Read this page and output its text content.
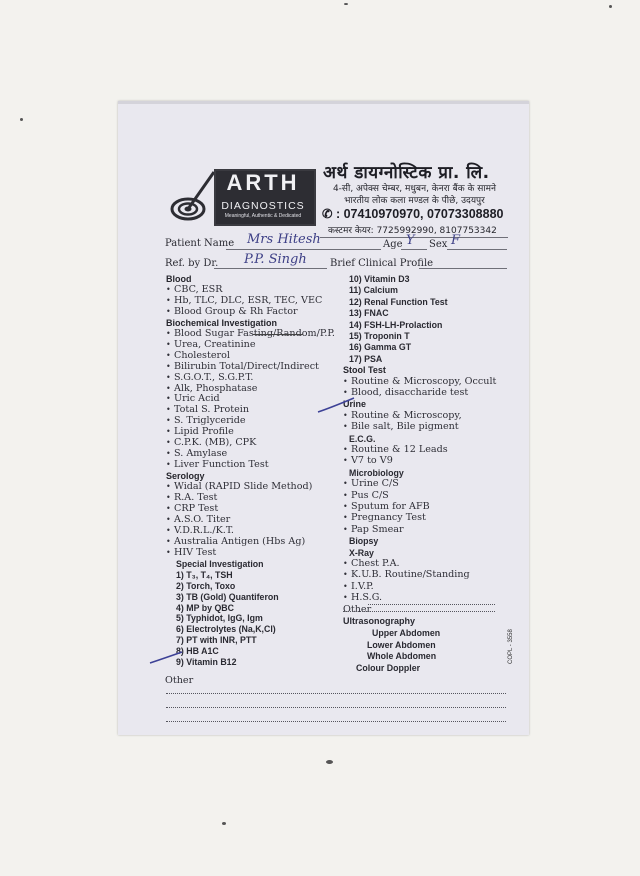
ARTH
DIAGNOSTICS
Meaningful, Authentic & Dedicated
अर्थ डायग्नोस्टिक प्रा. लि.
4-सी, अपेक्स चेम्बर, मधुबन, केनरा बैंक के सामने
भारतीय लोक कला मण्डल के पीछे, उदयपुर
✆ : 07410970970, 07073308880
कस्टमर केयर: 7725992990, 8107753342
Patient Name Mrs Hitesh	Age Y Sex F
Ref. by Dr. P.P. Singh Brief Clinical Profile
Blood
• CBC, ESR
• Hb, TLC, DLC, ESR, TEC, VEC
• Blood Group & Rh Factor
Biochemical Investigation
• Blood Sugar Fasting/Random/P.P.
• Urea, Creatinine
• Cholesterol
• Bilirubin Total/Direct/Indirect
• S.G.O.T., S.G.P.T.
• Alk, Phosphatase
• Uric Acid
• Total S. Protein
• S. Triglyceride
• Lipid Profile
• C.P.K. (MB), CPK
• S. Amylase
• Liver Function Test
Serology
• Widal (RAPID Slide Method)
• R.A. Test
• CRP Test
• A.S.O. Titer
• V.D.R.L./K.T.
• Australia Antigen (Hbs Ag)
• HIV Test
Special Investigation
1) T₃, T₄, TSH
2) Torch, Toxo
3) TB (Gold) Quantiferon
4) MP by QBC
5) Typhidot, IgG, Igm
6) Electrolytes (Na,K,Cl)
7) PT with INR, PTT
8) HB A1C
9) Vitamin B12
10) Vitamin D3
11) Calcium
12) Renal Function Test
13) FNAC
14) FSH-LH-Prolaction
15) Troponin T
16) Gamma GT
17) PSA
Stool Test
• Routine & Microscopy, Occult
• Blood, disaccharide test
Urine
• Routine & Microscopy,
• Bile salt, Bile pigment
E.C.G.
• Routine & 12 Leads
• V7 to V9
Microbiology
• Urine C/S
• Pus C/S
• Sputum for AFB
• Pregnancy Test
• Pap Smear
Biopsy
X-Ray
• Chest P.A.
• K.U.B. Routine/Standing
• I.V.P.
• H.S.G.
Other
Ultrasonography
Upper Abdomen
Lower Abdomen
Whole Abdomen
Colour Doppler
Other
COPL - 3558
=======
> _Action item_
Find the lines in the entries above where "Abdomen" occurs, and copy each of them.

> _Task output_
Upper Abdomen
Lower Abdomen
Whole Abdomen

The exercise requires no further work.